RECORDS TO USE:
--- START ---

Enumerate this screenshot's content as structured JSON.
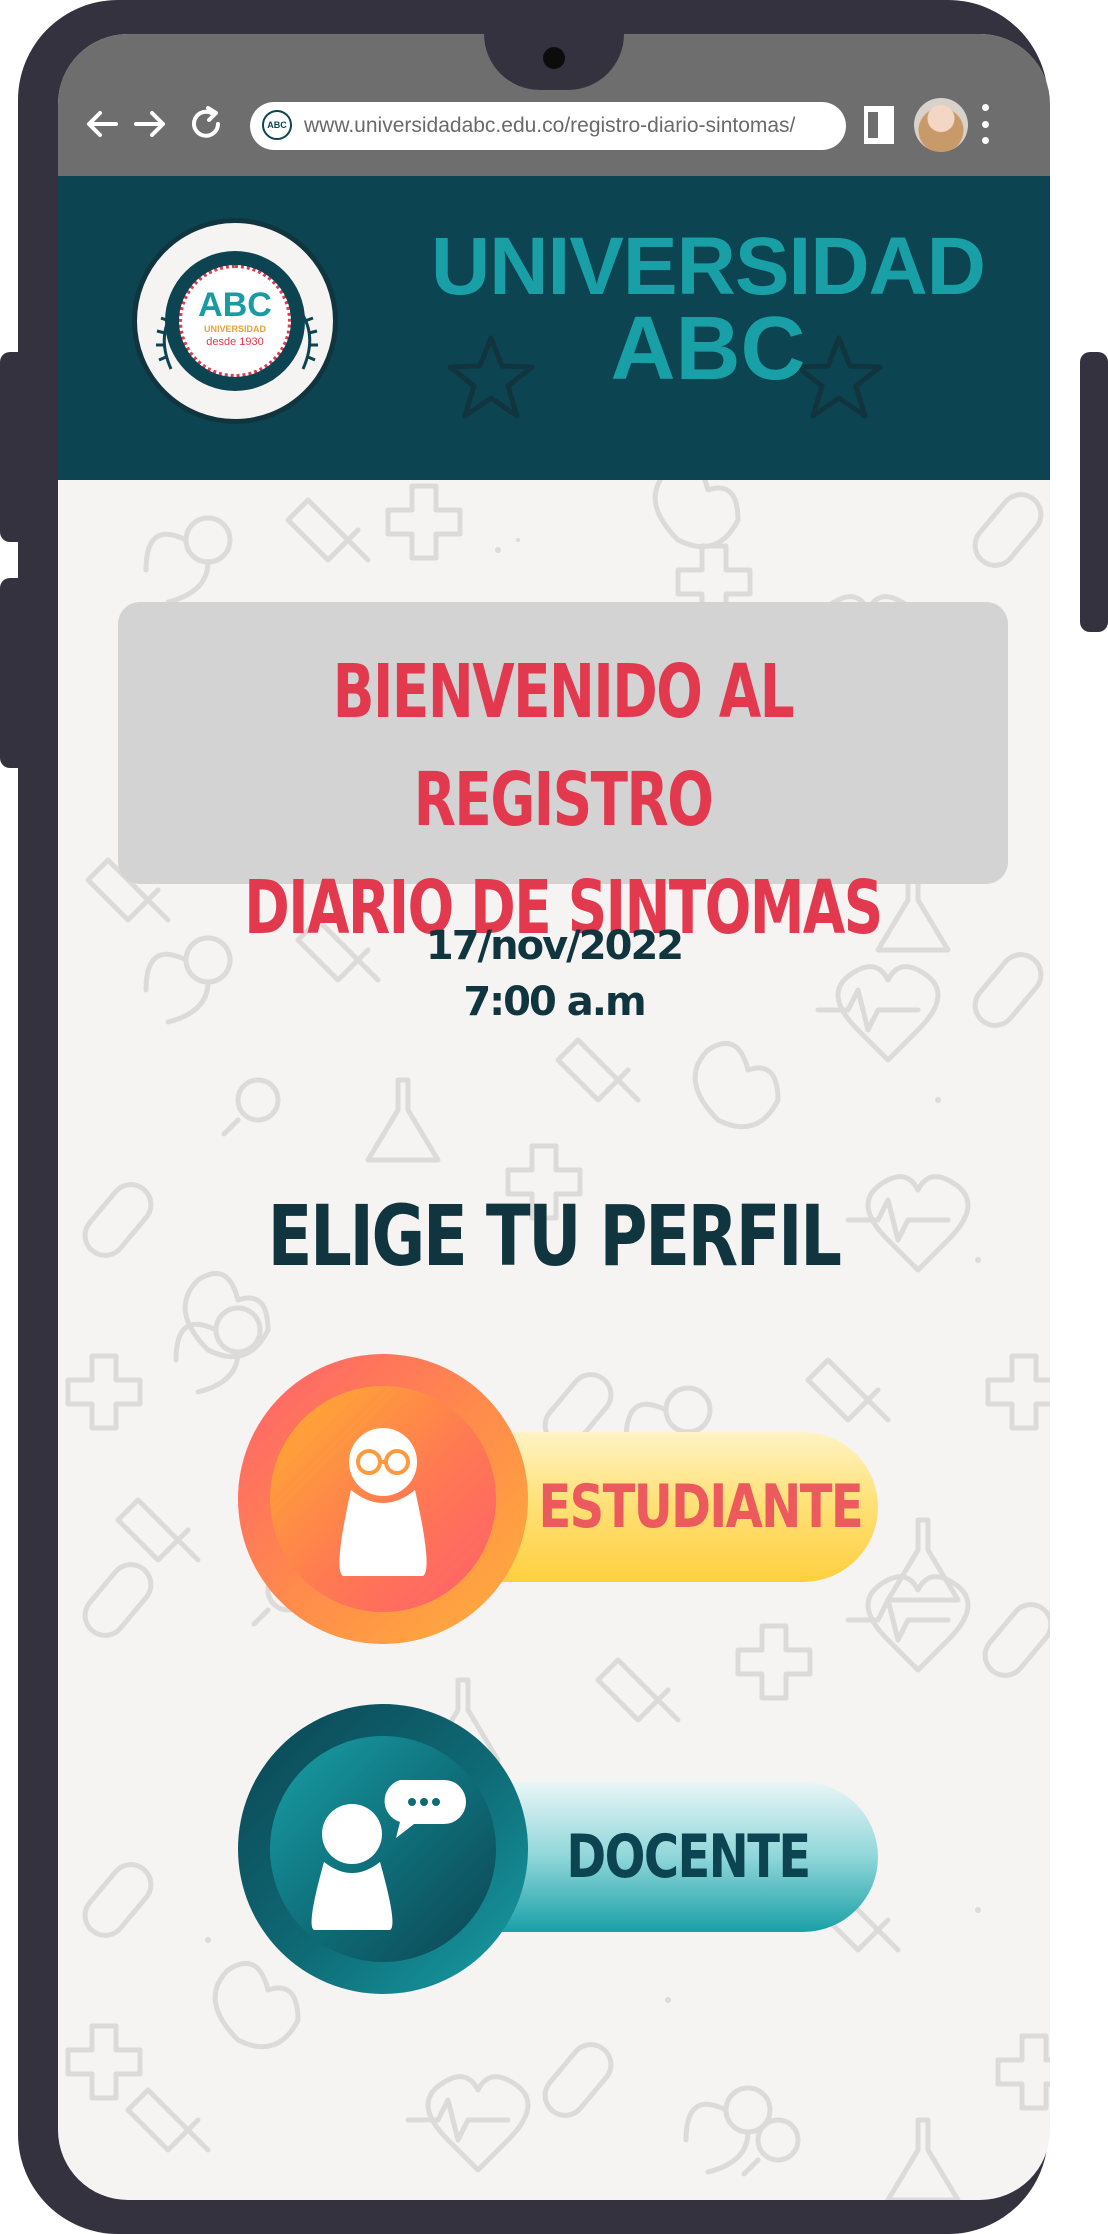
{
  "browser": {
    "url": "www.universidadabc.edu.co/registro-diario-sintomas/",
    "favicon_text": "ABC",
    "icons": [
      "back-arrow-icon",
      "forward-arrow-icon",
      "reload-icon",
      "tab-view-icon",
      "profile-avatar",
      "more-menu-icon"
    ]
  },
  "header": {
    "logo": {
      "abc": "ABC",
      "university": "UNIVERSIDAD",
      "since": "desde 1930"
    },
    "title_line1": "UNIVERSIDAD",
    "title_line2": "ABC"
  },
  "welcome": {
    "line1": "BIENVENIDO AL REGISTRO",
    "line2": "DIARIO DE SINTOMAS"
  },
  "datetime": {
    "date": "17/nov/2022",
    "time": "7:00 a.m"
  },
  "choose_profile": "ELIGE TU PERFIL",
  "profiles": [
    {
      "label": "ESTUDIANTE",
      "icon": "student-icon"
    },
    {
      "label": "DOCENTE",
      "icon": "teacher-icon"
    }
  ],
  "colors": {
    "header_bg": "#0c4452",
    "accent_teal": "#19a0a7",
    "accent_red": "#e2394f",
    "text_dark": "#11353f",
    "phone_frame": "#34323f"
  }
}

--- END ---

DESCRIPTION OF THE TASK: Copy the records exactly. Skip the pictures.

RESULT OF THE TASK:
Enumerate this screenshot's content as structured JSON.
{
  "browser": {
    "url": "www.universidadabc.edu.co/registro-diario-sintomas/",
    "favicon_text": "ABC",
    "icons": [
      "back-arrow-icon",
      "forward-arrow-icon",
      "reload-icon",
      "tab-view-icon",
      "profile-avatar",
      "more-menu-icon"
    ]
  },
  "header": {
    "logo": {
      "abc": "ABC",
      "university": "UNIVERSIDAD",
      "since": "desde 1930"
    },
    "title_line1": "UNIVERSIDAD",
    "title_line2": "ABC"
  },
  "welcome": {
    "line1": "BIENVENIDO AL REGISTRO",
    "line2": "DIARIO DE SINTOMAS"
  },
  "datetime": {
    "date": "17/nov/2022",
    "time": "7:00 a.m"
  },
  "choose_profile": "ELIGE TU PERFIL",
  "profiles": [
    {
      "label": "ESTUDIANTE",
      "icon": "student-icon"
    },
    {
      "label": "DOCENTE",
      "icon": "teacher-icon"
    }
  ],
  "colors": {
    "header_bg": "#0c4452",
    "accent_teal": "#19a0a7",
    "accent_red": "#e2394f",
    "text_dark": "#11353f",
    "phone_frame": "#34323f"
  }
}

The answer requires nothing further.